== PASSAGE GIVEN ==
MPL presents itself as a local organisation, a fact which analyzes the social movement from another perspective: no longer the forms of organisation or the repertories of mobilization, but of the social relationships in local areas. “There is a battle for the decolonization of thought to which the recovery of the concept of territory may be able to contribute.” (13)

MPL does not limit itself to presenting demands in front of the state, through logic of welfarist demands; it also criticises existing policies and proposes alternatives from a specific local area — the población — to the hegemonic model, demanding the territorial conquest of spaces of autonomy and self-management. These demand-actions have required a creative process which is at the same time both “internal and external” with respect to current institutionalization, and operates in the interstices left by that institutionality. (14) MPL uses these spaces as instruments to gain a say in policy and to achieve its more long term objectives, which have to do with exercising rights rather than simply satisfying needs, assuming the rights perspective in public policies. These long-term objectives are also based on the autonomous exercise of power from local areas.

== PROBLEM SET ==
1 > Please copy the stretch of the MPL passage from "MPL does not" through "from local areas.", renaming "self-management" as "self-governance".
2 > In the MPL passage, what specific local area does MPL propose alternatives from?
The data plays no part in this work.

== DATA LINES ==

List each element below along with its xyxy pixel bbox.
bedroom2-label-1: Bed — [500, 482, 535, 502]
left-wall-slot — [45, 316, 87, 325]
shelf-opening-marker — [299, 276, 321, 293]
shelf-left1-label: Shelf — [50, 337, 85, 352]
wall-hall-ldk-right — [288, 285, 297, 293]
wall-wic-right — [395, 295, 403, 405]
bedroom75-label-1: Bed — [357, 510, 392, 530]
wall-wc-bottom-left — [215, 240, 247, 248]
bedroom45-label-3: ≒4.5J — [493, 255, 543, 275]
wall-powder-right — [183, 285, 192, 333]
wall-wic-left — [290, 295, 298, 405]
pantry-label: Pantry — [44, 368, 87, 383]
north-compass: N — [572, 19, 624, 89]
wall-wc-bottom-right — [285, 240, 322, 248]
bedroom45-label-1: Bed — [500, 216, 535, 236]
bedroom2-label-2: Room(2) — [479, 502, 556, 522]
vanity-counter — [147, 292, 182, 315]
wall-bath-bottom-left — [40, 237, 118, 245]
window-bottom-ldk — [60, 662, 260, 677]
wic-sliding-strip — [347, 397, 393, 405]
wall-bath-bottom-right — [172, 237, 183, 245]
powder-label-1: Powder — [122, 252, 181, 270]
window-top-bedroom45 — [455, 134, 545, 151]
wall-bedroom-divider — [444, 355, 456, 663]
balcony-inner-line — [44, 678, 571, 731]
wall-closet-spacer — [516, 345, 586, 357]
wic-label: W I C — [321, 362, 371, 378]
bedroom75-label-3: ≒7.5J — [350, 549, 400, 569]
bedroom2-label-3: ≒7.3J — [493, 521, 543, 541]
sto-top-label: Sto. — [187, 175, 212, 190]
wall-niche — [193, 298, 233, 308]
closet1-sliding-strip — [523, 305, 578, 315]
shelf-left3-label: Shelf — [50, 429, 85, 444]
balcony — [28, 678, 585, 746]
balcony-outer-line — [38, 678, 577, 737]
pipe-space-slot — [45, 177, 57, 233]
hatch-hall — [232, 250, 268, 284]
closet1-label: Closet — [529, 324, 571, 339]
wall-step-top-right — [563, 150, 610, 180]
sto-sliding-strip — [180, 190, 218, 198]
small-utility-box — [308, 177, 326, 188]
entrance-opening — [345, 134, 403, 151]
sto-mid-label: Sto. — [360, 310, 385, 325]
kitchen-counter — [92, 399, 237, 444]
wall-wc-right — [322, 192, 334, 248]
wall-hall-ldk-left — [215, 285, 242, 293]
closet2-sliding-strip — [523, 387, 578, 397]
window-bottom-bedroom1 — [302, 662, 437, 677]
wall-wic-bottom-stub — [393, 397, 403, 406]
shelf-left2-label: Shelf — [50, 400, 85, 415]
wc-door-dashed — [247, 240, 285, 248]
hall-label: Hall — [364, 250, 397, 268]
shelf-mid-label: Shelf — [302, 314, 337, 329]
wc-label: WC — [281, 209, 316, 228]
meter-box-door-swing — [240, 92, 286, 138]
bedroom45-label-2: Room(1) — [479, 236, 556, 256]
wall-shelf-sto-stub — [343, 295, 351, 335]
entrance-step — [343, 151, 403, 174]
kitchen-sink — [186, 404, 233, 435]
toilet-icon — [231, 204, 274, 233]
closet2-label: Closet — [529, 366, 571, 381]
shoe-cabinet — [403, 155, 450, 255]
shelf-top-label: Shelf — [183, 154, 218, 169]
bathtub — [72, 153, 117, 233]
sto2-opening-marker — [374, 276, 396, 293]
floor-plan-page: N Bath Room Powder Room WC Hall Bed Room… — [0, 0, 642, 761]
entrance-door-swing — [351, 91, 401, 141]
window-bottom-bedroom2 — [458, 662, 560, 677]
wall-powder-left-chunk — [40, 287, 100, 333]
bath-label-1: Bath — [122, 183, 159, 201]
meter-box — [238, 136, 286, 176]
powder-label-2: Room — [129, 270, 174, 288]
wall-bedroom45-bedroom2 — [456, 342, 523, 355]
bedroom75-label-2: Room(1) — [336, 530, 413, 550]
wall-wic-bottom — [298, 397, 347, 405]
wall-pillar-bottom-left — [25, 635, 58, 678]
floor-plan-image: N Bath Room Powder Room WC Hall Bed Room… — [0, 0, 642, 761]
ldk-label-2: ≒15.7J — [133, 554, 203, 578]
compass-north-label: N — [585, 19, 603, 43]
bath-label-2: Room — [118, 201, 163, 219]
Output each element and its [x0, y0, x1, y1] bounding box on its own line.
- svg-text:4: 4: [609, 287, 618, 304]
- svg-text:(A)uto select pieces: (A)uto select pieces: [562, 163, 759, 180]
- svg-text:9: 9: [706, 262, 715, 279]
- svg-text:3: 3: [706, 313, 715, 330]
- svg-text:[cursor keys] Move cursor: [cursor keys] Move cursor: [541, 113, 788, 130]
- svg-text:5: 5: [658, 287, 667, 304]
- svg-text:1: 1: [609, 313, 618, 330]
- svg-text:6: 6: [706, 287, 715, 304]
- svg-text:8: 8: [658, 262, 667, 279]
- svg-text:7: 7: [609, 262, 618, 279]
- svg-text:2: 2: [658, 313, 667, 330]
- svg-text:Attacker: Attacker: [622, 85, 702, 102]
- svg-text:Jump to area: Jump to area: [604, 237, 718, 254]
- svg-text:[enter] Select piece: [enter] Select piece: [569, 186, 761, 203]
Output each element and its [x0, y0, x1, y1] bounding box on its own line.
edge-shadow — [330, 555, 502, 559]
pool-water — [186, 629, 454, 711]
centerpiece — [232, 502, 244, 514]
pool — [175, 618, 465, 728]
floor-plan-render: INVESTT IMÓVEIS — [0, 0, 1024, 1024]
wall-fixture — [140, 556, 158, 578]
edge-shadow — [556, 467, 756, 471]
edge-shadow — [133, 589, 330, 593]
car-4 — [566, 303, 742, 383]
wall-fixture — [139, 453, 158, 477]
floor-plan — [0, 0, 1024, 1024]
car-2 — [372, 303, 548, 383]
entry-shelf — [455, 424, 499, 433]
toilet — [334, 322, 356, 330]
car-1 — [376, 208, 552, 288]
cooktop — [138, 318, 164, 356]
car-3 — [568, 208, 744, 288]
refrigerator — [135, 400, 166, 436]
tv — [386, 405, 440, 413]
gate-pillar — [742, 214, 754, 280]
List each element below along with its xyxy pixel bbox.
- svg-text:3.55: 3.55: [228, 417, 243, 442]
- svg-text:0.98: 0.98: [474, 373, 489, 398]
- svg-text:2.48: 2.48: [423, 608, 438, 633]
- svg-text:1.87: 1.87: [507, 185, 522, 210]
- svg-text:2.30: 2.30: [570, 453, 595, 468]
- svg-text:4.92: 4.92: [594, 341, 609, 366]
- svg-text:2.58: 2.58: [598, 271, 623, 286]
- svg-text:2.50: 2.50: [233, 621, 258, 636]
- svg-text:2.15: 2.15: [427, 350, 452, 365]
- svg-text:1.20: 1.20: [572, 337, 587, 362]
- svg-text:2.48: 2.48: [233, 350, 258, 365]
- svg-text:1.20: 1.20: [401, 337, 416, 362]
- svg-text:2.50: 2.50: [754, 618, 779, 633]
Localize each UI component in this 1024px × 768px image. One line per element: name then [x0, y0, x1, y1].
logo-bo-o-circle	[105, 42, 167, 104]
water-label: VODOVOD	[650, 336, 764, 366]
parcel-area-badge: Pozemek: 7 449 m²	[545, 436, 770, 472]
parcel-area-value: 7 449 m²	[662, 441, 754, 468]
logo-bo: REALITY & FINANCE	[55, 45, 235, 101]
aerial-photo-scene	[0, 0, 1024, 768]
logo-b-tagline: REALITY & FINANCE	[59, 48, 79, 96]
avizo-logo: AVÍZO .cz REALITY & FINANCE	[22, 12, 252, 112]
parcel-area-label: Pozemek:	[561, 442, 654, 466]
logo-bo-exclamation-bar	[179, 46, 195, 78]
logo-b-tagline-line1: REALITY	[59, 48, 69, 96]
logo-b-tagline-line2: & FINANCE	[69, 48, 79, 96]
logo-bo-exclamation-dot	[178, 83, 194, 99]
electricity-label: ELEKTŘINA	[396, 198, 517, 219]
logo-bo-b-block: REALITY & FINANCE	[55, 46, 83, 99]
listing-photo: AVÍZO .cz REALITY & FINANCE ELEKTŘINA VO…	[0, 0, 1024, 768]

== PROBLEM SOLUTIONS ==
1 >
MPL does not limit itself to presenting demands in front of the state, through logic of welfarist demands; it also criticises existing policies and proposes alternatives from a specific local area — the población — to the hegemonic model, demanding the territorial conquest of spaces of autonomy and self-governance. These demand-actions have required a creative process which is at the same time both “internal and external” with respect to current institutionalization, and operates in the interstices left by that institutionality. (14) MPL uses these spaces as instruments to gain a say in policy and to achieve its more long term objectives, which have to do with exercising rights rather than simply satisfying needs, assuming the rights perspective in public policies. These long-term objectives are also based on the autonomous exercise of power from local areas.

2 > The población.